▸ What to work on
Print every entry exactly as written.

%%

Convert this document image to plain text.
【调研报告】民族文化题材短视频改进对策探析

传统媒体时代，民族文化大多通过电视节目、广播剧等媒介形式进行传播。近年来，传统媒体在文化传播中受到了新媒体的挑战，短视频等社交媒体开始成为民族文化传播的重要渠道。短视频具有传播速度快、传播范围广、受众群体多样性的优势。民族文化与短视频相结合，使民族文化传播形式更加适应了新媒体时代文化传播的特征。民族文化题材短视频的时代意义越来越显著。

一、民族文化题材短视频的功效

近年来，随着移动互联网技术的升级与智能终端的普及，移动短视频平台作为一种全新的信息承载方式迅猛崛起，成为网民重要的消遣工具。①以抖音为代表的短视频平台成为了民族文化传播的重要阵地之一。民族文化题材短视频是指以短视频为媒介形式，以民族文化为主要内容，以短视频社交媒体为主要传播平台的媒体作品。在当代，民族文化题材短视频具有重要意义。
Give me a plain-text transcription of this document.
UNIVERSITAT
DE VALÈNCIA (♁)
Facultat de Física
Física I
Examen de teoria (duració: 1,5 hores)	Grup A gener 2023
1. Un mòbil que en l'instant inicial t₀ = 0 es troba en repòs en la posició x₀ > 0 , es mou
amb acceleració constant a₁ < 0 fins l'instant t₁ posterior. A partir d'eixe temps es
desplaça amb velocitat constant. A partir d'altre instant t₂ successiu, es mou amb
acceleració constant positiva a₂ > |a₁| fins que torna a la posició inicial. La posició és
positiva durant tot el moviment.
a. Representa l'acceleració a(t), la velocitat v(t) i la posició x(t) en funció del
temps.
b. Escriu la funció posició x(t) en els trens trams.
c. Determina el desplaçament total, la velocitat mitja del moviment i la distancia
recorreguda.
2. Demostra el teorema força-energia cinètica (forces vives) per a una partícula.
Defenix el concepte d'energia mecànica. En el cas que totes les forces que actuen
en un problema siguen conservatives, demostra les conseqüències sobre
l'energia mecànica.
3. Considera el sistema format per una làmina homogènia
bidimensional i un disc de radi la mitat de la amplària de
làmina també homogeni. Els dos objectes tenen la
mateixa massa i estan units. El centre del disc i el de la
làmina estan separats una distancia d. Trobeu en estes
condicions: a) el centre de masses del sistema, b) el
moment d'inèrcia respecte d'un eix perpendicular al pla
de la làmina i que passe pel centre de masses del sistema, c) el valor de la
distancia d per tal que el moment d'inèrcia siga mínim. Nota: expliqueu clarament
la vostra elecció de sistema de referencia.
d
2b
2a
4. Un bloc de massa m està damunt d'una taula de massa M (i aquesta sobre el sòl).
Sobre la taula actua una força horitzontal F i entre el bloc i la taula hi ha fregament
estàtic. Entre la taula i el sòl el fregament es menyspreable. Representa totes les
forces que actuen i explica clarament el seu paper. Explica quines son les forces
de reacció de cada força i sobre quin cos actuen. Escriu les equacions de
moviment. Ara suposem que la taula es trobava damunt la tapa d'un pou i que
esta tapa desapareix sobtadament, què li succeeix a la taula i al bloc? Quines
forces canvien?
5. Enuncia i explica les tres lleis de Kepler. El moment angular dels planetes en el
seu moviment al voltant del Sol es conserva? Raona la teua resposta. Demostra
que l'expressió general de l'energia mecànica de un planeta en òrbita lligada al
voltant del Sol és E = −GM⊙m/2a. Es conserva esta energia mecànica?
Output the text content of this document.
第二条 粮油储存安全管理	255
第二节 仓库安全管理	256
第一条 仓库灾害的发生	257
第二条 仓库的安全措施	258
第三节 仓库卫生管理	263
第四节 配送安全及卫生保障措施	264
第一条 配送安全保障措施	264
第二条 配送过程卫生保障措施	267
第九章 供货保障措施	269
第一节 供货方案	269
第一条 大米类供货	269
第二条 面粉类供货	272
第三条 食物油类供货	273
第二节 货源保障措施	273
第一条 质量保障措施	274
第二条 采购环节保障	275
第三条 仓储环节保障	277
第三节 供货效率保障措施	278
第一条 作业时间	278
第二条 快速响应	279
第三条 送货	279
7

%%

▸ Finished task
Convert this document image to plain text.
【调研报告】民族文化题材短视频改进对策探析

传统媒体时代，民族文化大多通过电视节目、广播剧等媒介形式进行传播。近年来，传统媒体在文化传播中受到了新媒体的挑战，短视频等社交媒体开始成为民族文化传播的重要渠道。短视频具有传播速度快、传播范围广、受众群体多样性的优势。民族文化与短视频相结合，使民族文化传播形式更加适应了新媒体时代文化传播的特征。民族文化题材短视频的时代意义越来越显著。

一、民族文化题材短视频的功效

近年来，随着移动互联网技术的升级与智能终端的普及，移动短视频平台作为一种全新的信息承载方式迅猛崛起，成为网民重要的消遣工具。①以抖音为代表的短视频平台成为了民族文化传播的重要阵地之一。民族文化题材短视频是指以短视频为媒介形式，以民族文化为主要内容，以短视频社交媒体为主要传播平台的媒体作品。在当代，民族文化题材短视频具有重要意义。
Give me a plain-text transcription of this document.
UNIVERSITAT
DE VALÈNCIA (♁)
Facultat de Física
Física I
Examen de teoria (duració: 1,5 hores)	Grup A gener 2023
1. Un mòbil que en l'instant inicial t₀ = 0 es troba en repòs en la posició x₀ > 0 , es mou
amb acceleració constant a₁ < 0 fins l'instant t₁ posterior. A partir d'eixe temps es
desplaça amb velocitat constant. A partir d'altre instant t₂ successiu, es mou amb
acceleració constant positiva a₂ > |a₁| fins que torna a la posició inicial. La posició és
positiva durant tot el moviment.
a. Representa l'acceleració a(t), la velocitat v(t) i la posició x(t) en funció del
temps.
b. Escriu la funció posició x(t) en els trens trams.
c. Determina el desplaçament total, la velocitat mitja del moviment i la distancia
recorreguda.
2. Demostra el teorema força-energia cinètica (forces vives) per a una partícula.
Defenix el concepte d'energia mecànica. En el cas que totes les forces que actuen
en un problema siguen conservatives, demostra les conseqüències sobre
l'energia mecànica.
3. Considera el sistema format per una làmina homogènia
bidimensional i un disc de radi la mitat de la amplària de
làmina també homogeni. Els dos objectes tenen la
mateixa massa i estan units. El centre del disc i el de la
làmina estan separats una distancia d. Trobeu en estes
condicions: a) el centre de masses del sistema, b) el
moment d'inèrcia respecte d'un eix perpendicular al pla
de la làmina i que passe pel centre de masses del sistema, c) el valor de la
distancia d per tal que el moment d'inèrcia siga mínim. Nota: expliqueu clarament
la vostra elecció de sistema de referencia.
d
2b
2a
4. Un bloc de massa m està damunt d'una taula de massa M (i aquesta sobre el sòl).
Sobre la taula actua una força horitzontal F i entre el bloc i la taula hi ha fregament
estàtic. Entre la taula i el sòl el fregament es menyspreable. Representa totes les
forces que actuen i explica clarament el seu paper. Explica quines son les forces
de reacció de cada força i sobre quin cos actuen. Escriu les equacions de
moviment. Ara suposem que la taula es trobava damunt la tapa d'un pou i que
esta tapa desapareix sobtadament, què li succeeix a la taula i al bloc? Quines
forces canvien?
5. Enuncia i explica les tres lleis de Kepler. El moment angular dels planetes en el
seu moviment al voltant del Sol es conserva? Raona la teua resposta. Demostra
que l'expressió general de l'energia mecànica de un planeta en òrbita lligada al
voltant del Sol és E = −GM⊙m/2a. Es conserva esta energia mecànica?
Output the text content of this document.
第二条 粮油储存安全管理	255
第二节 仓库安全管理	256
第一条 仓库灾害的发生	257
第二条 仓库的安全措施	258
第三节 仓库卫生管理	263
第四节 配送安全及卫生保障措施	264
第一条 配送安全保障措施	264
第二条 配送过程卫生保障措施	267
第九章 供货保障措施	269
第一节 供货方案	269
第一条 大米类供货	269
第二条 面粉类供货	272
第三条 食物油类供货	273
第二节 货源保障措施	273
第一条 质量保障措施	274
第二条 采购环节保障	275
第三条 仓储环节保障	277
第三节 供货效率保障措施	278
第一条 作业时间	278
第二条 快速响应	279
第三条 送货	279
7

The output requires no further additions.